[Dataset rows]
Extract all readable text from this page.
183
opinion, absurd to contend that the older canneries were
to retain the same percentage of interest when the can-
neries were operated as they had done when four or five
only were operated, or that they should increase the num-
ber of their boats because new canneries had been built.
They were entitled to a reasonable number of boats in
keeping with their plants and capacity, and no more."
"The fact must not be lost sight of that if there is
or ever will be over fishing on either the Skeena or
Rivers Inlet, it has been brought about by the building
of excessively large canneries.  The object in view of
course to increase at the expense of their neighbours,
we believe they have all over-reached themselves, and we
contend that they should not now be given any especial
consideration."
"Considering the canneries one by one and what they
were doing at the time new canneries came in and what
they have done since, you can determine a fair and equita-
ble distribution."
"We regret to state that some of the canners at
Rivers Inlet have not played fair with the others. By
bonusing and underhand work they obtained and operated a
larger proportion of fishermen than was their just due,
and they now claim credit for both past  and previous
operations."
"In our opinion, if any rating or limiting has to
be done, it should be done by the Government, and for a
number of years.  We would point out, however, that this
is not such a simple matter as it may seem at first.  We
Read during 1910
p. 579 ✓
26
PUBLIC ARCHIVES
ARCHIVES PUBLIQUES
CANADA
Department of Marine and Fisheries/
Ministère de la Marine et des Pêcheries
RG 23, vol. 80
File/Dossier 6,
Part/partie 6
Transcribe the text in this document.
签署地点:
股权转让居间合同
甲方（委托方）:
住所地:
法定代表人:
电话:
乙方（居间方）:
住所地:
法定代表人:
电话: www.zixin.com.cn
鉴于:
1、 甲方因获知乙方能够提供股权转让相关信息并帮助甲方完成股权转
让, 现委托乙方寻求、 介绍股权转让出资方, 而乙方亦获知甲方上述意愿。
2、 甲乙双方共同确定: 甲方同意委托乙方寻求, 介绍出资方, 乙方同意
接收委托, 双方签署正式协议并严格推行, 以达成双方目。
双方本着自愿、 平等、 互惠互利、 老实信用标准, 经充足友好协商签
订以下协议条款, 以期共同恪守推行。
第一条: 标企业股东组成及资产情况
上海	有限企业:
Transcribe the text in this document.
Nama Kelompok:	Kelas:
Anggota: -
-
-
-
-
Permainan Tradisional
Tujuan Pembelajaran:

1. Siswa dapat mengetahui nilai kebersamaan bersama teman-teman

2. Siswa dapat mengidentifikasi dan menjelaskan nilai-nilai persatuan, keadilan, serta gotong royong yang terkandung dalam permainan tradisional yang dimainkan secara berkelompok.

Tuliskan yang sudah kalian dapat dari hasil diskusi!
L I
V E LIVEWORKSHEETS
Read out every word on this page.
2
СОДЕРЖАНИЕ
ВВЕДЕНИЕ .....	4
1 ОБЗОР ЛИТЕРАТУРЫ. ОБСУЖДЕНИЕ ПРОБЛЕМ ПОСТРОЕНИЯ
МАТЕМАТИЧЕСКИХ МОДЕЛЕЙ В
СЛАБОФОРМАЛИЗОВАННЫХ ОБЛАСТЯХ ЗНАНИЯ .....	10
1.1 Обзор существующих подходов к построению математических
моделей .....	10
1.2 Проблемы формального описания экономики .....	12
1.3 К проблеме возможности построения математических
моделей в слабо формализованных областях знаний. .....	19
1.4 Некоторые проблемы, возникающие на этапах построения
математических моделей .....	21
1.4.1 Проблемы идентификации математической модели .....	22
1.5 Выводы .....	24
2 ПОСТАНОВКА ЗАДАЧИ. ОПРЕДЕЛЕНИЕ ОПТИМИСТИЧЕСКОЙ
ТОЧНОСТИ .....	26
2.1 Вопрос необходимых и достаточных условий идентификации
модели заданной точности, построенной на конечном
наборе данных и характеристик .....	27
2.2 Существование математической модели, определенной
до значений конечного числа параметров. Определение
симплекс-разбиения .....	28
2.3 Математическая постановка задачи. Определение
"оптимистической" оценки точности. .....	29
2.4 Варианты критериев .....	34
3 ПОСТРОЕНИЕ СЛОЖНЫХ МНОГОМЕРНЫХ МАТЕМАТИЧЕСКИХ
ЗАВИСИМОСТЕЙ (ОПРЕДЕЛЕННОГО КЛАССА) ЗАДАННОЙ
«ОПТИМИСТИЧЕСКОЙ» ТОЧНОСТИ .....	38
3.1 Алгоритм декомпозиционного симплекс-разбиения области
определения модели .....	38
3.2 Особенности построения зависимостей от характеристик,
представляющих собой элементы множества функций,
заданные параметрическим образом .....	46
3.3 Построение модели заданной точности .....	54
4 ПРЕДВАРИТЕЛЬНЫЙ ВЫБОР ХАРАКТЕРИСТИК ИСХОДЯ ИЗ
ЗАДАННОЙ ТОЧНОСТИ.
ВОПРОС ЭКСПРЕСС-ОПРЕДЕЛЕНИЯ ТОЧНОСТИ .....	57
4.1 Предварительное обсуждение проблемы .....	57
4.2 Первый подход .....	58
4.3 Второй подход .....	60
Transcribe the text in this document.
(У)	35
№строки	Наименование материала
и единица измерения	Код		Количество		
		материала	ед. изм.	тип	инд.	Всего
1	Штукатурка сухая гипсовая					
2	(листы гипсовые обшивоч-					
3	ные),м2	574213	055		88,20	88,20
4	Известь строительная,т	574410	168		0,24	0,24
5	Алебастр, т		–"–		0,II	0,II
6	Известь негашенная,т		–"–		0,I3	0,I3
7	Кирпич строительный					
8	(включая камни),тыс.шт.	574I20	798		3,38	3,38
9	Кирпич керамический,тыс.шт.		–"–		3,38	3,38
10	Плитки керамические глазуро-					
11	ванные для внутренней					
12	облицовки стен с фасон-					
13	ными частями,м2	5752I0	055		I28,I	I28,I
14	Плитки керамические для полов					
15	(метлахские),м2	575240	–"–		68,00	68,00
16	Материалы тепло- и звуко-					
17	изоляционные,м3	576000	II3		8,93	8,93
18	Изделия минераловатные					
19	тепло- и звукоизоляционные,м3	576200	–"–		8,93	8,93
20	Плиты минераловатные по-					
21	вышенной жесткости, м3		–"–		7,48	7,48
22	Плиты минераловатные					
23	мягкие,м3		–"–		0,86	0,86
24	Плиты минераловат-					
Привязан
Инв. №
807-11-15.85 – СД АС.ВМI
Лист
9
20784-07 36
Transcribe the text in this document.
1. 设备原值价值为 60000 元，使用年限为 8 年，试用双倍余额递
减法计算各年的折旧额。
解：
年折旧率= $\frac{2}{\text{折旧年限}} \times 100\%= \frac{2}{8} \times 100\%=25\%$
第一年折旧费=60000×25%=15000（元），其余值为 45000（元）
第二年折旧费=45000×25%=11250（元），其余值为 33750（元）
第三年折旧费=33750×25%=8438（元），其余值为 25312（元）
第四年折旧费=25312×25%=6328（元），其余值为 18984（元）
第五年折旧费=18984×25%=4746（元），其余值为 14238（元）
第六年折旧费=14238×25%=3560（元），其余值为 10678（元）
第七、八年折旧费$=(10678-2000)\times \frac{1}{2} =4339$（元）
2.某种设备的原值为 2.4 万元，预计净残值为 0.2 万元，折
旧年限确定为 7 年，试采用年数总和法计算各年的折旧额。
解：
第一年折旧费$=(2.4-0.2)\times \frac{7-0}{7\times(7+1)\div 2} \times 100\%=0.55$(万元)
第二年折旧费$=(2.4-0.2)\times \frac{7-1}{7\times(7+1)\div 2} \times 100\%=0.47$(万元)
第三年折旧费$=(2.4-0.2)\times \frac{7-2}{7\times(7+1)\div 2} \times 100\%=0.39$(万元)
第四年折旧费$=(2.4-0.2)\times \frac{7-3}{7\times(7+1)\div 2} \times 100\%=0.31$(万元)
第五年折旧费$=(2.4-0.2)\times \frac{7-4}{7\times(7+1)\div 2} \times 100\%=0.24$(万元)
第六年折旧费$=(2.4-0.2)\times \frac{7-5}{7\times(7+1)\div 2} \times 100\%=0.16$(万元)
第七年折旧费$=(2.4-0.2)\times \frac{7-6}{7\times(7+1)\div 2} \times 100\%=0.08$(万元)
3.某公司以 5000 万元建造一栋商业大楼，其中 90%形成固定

=== PROBLEM DESCRIPTION ===
Copy every line of the listing that contains the word "number".

=== THE REPLY ===
They were entitled to a reasonable number of boats in
number of years.  We would point out, however, that this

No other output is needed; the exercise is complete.